## The tasks
• a. Translate this sentence from the footballer biography into Spanish: "He was released by Leicester in June 2019 and signed for AEK Larnaca of the Cypriot First Division on 9 July 2019."
• b. Render the stretch of the records from the line containing "cancel-button[interactable]: Nanti Saja" through the line containing "Where is each" as a numbered list, leaving out any blank lines.

Jozsef Keaveny

Personal information
- Full name: Jozsef Phelim Keaveny
- Date of birth: 12 October 1999 (age 26)
- Place of birth: Leicester, England
- Position: Forward

Youth career
- 2009–2019: Leicester City

Senior career*
- Years: Team / Apps / (Gls)
- 2019–2020: AEK Larnaca / 9 / (1)
- 2021: Anstey Nomads / 17 / (7)
- 2022: Angkor Tiger / 18 / (6)

International career
- 2016: Republic of Ireland U17

= Jozsef Keaveny =

Irish footballer

Jozsef Phelim Keaveny (born 12 October 1999) is a former professional footballer who played as a forward for Cambodian Premier League club Angkor Tiger. Born in England, he represented Ireland at youth level.

==Club career==
Keaveny played for his local club Leicester City for 10 years in their youth teams. He was released by Leicester in June 2019 and signed for AEK Larnaca of the Cypriot First Division on 9 July 2019. He made his debut in senior football on 8 November 2019, coming off the bench in the 84th minute in a game against Doxa Katokopias and scoring the winner in the 95th minute in a 2–1 win for his side. At the end of 2020, he returned to Leicester City as a mentor after being forced to retire from professional football due to injury. In August 2021, he was playing part-time for United Counties League side Anstey Nomads. On 20 January 2022, Keaveny returned to professional football to join the Cambodian Premier League side Angkor Tiger.

Records excerpted from a collection:
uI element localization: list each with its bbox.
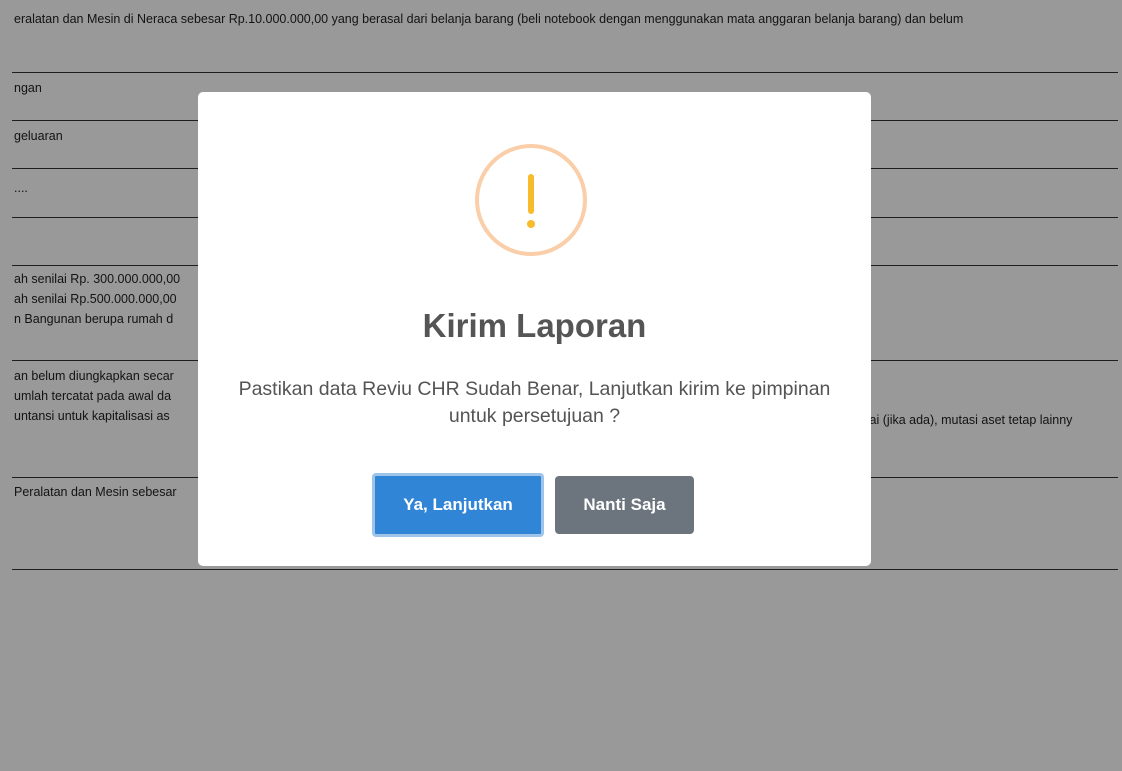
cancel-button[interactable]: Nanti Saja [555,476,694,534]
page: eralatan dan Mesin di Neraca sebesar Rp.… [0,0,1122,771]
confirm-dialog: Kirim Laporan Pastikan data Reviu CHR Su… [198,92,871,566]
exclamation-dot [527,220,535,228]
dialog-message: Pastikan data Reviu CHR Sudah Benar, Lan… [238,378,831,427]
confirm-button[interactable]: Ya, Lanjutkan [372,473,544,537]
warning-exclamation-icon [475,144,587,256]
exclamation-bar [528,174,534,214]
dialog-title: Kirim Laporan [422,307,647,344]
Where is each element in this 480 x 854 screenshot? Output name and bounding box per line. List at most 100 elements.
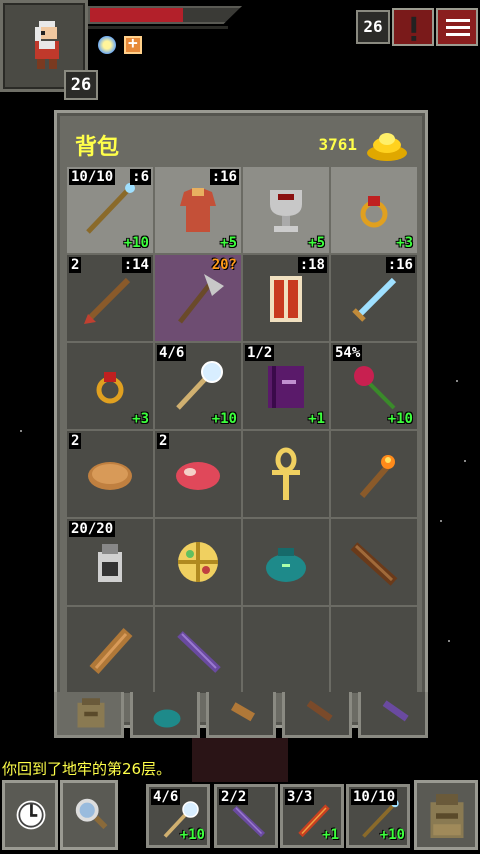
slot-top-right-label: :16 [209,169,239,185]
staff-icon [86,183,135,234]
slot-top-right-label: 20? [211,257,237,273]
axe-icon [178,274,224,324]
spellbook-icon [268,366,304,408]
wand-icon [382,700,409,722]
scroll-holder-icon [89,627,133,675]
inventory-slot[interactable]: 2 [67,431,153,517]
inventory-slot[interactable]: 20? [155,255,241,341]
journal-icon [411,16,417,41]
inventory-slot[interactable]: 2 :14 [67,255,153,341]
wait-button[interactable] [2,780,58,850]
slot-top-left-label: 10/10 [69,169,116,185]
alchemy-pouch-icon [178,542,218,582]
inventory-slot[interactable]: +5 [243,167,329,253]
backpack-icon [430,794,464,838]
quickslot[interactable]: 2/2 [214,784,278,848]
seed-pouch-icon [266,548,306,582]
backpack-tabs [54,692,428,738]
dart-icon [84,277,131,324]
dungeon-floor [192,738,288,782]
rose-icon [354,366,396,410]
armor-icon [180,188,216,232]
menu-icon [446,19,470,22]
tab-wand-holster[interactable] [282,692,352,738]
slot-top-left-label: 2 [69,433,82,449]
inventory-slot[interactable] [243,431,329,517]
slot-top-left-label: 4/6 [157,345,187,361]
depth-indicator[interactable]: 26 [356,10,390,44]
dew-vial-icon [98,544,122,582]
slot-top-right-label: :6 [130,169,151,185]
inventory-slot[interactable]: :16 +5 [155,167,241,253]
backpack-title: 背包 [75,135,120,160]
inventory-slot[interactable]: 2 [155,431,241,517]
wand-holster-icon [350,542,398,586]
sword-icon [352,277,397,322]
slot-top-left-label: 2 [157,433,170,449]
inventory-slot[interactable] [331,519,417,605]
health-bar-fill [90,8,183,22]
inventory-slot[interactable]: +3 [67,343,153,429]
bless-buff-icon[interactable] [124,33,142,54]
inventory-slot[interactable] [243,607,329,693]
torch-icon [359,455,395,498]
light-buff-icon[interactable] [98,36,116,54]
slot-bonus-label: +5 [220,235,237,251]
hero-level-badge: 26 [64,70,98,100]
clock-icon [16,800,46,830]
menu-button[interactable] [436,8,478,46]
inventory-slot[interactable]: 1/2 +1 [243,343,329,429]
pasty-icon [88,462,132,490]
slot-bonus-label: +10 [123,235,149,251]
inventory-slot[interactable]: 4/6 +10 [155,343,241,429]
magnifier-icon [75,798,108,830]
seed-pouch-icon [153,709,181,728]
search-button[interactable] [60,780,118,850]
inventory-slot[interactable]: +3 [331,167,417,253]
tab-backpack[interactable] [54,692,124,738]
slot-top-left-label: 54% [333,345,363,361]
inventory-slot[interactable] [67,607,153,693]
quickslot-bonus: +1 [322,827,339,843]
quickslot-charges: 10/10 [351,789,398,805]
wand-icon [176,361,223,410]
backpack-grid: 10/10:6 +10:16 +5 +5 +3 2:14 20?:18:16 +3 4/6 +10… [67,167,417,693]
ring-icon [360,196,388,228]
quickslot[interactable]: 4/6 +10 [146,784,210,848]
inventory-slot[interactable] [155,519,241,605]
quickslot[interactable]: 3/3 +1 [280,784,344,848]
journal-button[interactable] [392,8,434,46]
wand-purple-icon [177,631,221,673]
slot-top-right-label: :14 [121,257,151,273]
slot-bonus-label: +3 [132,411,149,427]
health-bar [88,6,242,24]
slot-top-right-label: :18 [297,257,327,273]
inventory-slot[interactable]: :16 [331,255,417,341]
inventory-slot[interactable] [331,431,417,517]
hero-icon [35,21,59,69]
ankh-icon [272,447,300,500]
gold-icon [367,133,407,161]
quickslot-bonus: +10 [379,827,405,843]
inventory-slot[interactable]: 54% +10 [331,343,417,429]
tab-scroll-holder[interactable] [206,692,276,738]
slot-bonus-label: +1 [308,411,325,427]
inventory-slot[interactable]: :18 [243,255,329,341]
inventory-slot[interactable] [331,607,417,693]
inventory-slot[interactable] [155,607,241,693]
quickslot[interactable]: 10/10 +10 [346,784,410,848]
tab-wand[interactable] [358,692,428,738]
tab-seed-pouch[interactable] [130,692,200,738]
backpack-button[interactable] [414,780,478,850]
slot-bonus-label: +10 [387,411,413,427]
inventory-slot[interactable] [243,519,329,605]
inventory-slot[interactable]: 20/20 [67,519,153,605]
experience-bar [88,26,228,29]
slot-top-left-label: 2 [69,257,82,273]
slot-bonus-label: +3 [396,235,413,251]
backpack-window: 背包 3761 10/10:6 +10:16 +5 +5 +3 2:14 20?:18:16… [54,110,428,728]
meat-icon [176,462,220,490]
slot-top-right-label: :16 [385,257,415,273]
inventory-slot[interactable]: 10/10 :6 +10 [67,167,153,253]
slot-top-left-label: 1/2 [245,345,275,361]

## Task solutions
• a. Fue liberado por el Leicester en junio de 2019 y fichó por el AEK Larnaca de la Primera División de Chipre el 9 de julio de 2019.

• b.
1. cancel-button[interactable]: Nanti Saja [555,476,694,534]
2. page: eralatan dan Mesin di Neraca sebesar Rp.… [0,0,1122,771]
3. confirm-dialog: Kirim Laporan Pastikan data Reviu CHR Su… [198,92,871,566]
4. exclamation-dot [527,220,535,228]
5. dialog-message: Pastikan data Reviu CHR Sudah Benar, Lan… [238,378,831,427]
6. confirm-button[interactable]: Ya, Lanjutkan [372,473,544,537]
7. warning-exclamation-icon [475,144,587,256]
8. exclamation-bar [528,174,534,214]
9. dialog-title: Kirim Laporan [422,307,647,344]
10. Where is each element in this 480 x 854 screenshot? Output name and bounding box per line. List at most 100 elements.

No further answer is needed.